What the task asks
Pick out each line with the word "Ośrodek" from the material that follows.

+++ Record excerpts +++

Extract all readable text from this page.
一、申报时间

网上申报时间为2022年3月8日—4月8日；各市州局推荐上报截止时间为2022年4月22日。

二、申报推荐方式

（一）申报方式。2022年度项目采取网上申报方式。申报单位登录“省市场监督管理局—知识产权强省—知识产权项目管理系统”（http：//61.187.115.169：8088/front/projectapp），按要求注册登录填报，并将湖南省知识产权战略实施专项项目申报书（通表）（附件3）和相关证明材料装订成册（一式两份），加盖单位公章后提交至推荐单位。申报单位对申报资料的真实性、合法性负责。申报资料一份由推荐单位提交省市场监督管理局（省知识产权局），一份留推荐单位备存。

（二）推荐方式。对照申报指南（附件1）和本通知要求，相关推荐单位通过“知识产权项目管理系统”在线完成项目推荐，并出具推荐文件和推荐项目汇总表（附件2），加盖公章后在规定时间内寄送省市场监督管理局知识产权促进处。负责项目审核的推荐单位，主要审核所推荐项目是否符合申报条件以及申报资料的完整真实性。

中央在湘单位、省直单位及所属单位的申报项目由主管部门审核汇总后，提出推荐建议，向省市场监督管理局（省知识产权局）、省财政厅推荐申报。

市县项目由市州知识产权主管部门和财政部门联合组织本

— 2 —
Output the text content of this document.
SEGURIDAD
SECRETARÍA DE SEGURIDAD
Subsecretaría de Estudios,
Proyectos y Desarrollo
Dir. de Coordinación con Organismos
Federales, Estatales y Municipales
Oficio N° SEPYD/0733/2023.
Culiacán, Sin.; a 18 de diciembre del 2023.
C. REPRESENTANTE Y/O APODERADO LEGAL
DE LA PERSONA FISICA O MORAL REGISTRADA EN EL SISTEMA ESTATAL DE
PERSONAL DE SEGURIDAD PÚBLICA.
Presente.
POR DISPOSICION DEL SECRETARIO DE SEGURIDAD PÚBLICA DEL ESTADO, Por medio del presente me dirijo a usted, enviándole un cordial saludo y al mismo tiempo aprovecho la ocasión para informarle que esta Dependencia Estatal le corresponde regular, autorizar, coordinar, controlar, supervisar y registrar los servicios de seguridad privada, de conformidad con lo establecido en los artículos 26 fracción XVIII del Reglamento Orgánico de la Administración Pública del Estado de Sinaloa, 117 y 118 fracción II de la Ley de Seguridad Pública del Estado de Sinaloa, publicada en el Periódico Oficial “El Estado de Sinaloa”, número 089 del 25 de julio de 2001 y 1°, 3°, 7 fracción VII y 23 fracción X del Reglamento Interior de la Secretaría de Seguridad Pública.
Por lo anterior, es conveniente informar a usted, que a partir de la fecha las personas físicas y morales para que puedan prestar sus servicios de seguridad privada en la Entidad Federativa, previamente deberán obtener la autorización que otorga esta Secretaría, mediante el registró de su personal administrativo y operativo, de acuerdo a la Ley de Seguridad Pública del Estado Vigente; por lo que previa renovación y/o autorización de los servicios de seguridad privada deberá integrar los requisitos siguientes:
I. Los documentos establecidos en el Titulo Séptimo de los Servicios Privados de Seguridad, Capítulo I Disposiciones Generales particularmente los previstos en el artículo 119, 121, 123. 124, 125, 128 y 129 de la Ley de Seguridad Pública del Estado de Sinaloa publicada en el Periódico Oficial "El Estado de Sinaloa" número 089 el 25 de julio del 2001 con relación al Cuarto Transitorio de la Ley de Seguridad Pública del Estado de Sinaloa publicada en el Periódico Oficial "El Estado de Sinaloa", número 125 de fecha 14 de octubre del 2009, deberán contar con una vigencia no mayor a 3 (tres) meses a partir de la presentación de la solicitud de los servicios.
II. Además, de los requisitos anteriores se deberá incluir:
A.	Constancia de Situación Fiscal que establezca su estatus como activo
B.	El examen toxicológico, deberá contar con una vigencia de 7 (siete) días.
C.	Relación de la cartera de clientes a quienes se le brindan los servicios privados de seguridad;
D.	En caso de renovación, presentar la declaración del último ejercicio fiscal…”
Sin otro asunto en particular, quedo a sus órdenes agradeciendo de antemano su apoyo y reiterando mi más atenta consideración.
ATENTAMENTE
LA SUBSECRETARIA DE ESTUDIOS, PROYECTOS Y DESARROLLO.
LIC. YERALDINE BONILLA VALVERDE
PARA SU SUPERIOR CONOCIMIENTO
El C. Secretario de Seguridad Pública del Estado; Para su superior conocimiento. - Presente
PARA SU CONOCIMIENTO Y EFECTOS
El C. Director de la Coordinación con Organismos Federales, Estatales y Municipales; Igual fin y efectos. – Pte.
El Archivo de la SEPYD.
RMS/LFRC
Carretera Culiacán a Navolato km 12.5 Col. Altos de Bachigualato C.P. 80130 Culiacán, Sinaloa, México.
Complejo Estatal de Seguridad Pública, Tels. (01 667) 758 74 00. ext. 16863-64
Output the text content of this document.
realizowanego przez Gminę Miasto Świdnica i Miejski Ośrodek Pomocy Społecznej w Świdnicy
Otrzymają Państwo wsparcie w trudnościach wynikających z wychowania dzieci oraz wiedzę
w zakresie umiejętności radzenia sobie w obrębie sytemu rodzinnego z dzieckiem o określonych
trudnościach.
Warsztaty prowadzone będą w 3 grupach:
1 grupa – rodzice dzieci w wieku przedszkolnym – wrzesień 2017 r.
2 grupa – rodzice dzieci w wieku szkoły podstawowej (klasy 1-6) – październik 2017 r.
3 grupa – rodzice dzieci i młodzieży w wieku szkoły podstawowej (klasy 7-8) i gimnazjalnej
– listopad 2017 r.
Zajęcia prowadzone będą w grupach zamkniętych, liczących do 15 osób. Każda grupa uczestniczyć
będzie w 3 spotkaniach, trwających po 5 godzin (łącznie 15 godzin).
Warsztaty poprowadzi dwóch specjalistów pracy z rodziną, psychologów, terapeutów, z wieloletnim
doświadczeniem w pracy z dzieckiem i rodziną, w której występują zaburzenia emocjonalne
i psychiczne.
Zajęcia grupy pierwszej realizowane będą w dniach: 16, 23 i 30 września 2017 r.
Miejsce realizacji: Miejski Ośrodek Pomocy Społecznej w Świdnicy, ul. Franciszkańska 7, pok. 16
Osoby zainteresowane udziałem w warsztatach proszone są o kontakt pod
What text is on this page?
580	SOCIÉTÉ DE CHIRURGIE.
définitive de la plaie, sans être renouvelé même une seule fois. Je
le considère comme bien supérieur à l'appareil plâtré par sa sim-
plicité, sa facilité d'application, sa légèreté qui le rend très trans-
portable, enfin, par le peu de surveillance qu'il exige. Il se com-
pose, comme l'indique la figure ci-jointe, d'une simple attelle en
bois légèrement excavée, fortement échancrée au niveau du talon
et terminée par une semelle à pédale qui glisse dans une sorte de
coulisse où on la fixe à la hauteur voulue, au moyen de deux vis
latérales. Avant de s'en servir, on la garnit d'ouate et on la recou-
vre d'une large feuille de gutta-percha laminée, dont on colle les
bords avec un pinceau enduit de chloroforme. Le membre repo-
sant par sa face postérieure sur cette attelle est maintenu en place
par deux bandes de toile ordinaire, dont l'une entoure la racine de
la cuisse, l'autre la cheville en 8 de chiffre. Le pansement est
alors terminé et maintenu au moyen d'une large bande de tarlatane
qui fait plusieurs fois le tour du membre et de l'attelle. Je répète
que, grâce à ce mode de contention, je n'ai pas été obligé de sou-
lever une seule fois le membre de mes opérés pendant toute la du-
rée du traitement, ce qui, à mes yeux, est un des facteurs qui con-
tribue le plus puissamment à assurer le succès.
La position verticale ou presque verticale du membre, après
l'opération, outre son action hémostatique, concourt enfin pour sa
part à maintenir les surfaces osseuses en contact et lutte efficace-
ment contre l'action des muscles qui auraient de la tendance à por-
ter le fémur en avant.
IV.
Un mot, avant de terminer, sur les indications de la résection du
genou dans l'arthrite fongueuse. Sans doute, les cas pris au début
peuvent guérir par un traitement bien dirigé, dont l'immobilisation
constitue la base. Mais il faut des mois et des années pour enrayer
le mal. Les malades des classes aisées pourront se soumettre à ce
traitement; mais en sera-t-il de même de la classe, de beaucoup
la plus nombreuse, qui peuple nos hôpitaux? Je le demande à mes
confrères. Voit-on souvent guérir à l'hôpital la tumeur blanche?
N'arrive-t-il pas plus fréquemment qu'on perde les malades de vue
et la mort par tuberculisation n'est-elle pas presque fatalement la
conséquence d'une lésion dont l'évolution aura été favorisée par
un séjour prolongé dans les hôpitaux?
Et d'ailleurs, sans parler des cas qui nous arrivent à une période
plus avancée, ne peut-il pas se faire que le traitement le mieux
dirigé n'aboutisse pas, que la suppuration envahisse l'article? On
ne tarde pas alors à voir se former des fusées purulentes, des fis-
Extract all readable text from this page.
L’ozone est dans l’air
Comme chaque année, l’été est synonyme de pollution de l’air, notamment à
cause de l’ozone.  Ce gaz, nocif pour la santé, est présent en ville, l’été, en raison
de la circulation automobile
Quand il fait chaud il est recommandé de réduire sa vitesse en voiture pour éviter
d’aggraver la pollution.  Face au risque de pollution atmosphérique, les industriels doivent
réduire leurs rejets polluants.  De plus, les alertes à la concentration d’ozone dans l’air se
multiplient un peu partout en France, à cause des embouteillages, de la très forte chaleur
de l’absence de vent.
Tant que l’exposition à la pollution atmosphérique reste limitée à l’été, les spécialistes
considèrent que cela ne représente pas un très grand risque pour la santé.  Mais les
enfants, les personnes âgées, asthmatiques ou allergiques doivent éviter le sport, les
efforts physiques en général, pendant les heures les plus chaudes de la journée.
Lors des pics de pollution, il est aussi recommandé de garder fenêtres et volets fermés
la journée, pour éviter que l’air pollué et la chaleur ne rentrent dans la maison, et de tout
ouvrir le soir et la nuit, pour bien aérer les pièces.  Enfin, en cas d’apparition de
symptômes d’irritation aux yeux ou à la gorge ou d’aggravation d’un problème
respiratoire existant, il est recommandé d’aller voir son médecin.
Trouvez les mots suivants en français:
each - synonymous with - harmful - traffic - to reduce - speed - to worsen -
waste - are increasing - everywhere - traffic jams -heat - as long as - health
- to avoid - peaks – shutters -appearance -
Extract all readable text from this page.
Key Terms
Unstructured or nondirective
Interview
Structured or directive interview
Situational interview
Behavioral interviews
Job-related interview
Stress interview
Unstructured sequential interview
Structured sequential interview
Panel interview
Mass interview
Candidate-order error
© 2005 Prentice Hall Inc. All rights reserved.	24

+++

Solved problem
realizowanego przez Gminę Miasto Świdnica i Miejski Ośrodek Pomocy Społecznej w Świdnicy
Miejsce realizacji: Miejski Ośrodek Pomocy Społecznej w Świdnicy, ul. Franciszkańska 7, pok. 16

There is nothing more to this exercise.